◆ **EXERCISE AIM**: Copy each line in the data that includes the word "screenshot".

◆ **DATA SUPPLIED**:
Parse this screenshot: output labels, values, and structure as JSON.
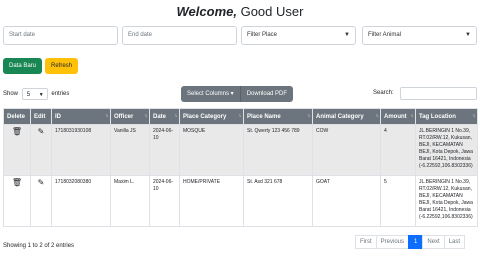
{
  "header": {
    "greeting": "Welcome,",
    "user": "Good User"
  },
  "filters": {
    "start_date": "Start date",
    "end_date": "End date",
    "place": "Filter Place",
    "animal": "Filter Animal"
  },
  "buttons": {
    "new_data": "Data Baru",
    "refresh": "Refresh",
    "select_columns": "Select Columns ▾",
    "download_pdf": "Download PDF"
  },
  "length": {
    "show": "Show",
    "value": "5",
    "entries": "entries"
  },
  "search": {
    "label": "Search:"
  },
  "table": {
    "headers": [
      "Delete",
      "Edit",
      "ID",
      "Officer",
      "Date",
      "Place Category",
      "Place Name",
      "Animal Category",
      "Amount",
      "Tag Location"
    ],
    "rows": [
      {
        "id": "1718031930108",
        "officer": "Vanilla JS",
        "date": "2024-06-10",
        "place_category": "MOSQUE",
        "place_name": "St. Qwerty 123 456 789",
        "animal_category": "COW",
        "amount": "4",
        "tag_location": "JL.BERINGIN 1 No.39, RT.02/RW.12, Kukusan, BEJI, KECAMATAN BEJI, Kota Depok, Jawa Barat 16421, Indonesia (-6.22592,106.8302336)"
      },
      {
        "id": "1718032080380",
        "officer": "Maxim L.",
        "date": "2024-06-10",
        "place_category": "HOME/PRIVATE",
        "place_name": "St. Asd 321 678",
        "animal_category": "GOAT",
        "amount": "5",
        "tag_location": "JL.BERINGIN 1 No.39, RT.02/RW.12, Kukusan, BEJI, KECAMATAN BEJI, Kota Depok, Jawa Barat 16421, Indonesia (-6.22592,106.8302336)"
      }
    ]
  },
  "footer": {
    "info": "Showing 1 to 2 of 2 entries"
  },
  "pagination": {
    "first": "First",
    "previous": "Previous",
    "current": "1",
    "next": "Next",
    "last": "Last"
  },
  "icons": {
    "delete": "trash-icon",
    "edit": "edit-icon"
  }
}
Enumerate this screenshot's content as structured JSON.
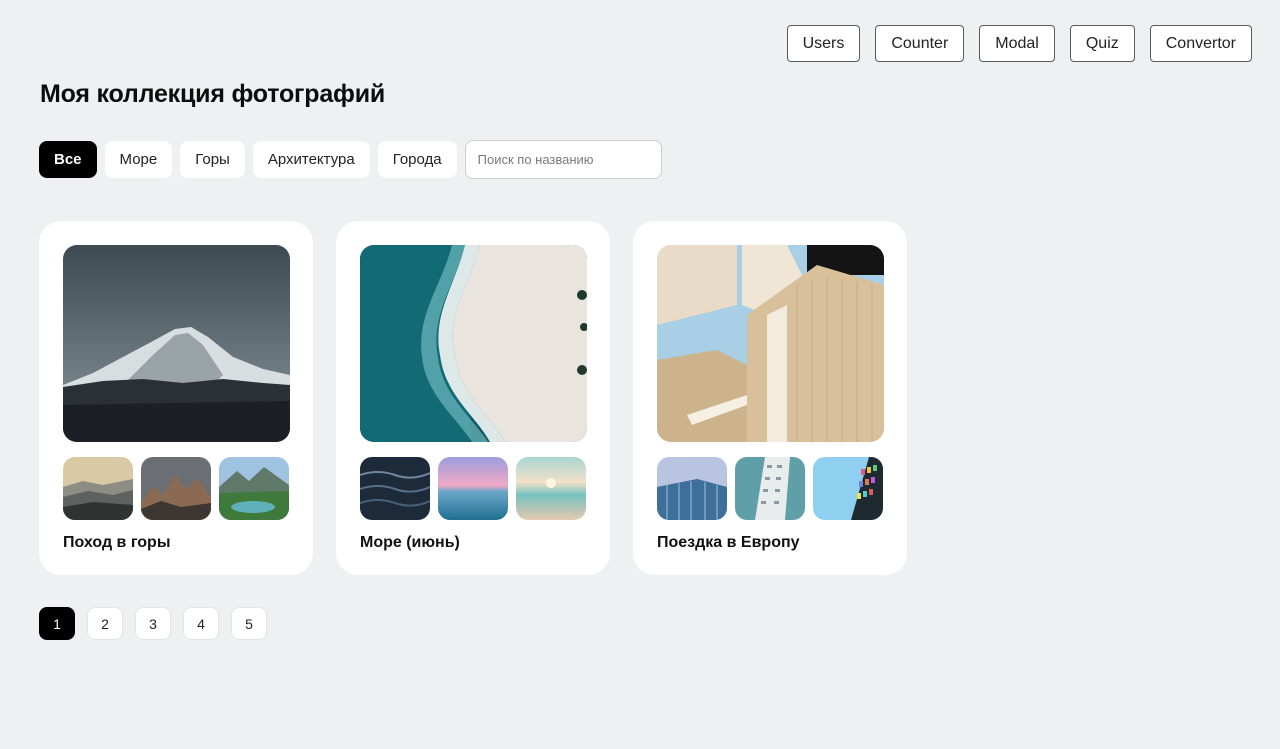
{
  "nav": {
    "items": [
      "Users",
      "Counter",
      "Modal",
      "Quiz",
      "Convertor"
    ]
  },
  "page_title": "Моя коллекция фотографий",
  "filters": {
    "categories": [
      "Все",
      "Море",
      "Горы",
      "Архитектура",
      "Города"
    ],
    "active": "Все",
    "search_placeholder": "Поиск по названию",
    "search_value": ""
  },
  "collections": [
    {
      "title": "Поход в горы",
      "main_image": "snowy-mountain-photo",
      "thumbnails": [
        "misty-ridges-photo",
        "rocky-peaks-photo",
        "alpine-lake-photo"
      ]
    },
    {
      "title": "Море (июнь)",
      "main_image": "aerial-wave-beach-photo",
      "thumbnails": [
        "dark-water-photo",
        "pink-sunset-sea-photo",
        "beach-sunset-photo"
      ]
    },
    {
      "title": "Поездка в Европу",
      "main_image": "wooden-architecture-photo",
      "thumbnails": [
        "glass-building-photo",
        "white-tower-photo",
        "colorful-facade-photo"
      ]
    }
  ],
  "pagination": {
    "pages": [
      "1",
      "2",
      "3",
      "4",
      "5"
    ],
    "current": "1"
  },
  "colors": {
    "background": "#eff0f2",
    "card": "#ffffff",
    "accent": "#000000"
  }
}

◆ **RESPONSE TO THE TASK**:
Parse this screenshot: output labels, values, and structure as JSON.
Enumerate this screenshot's content as structured JSON.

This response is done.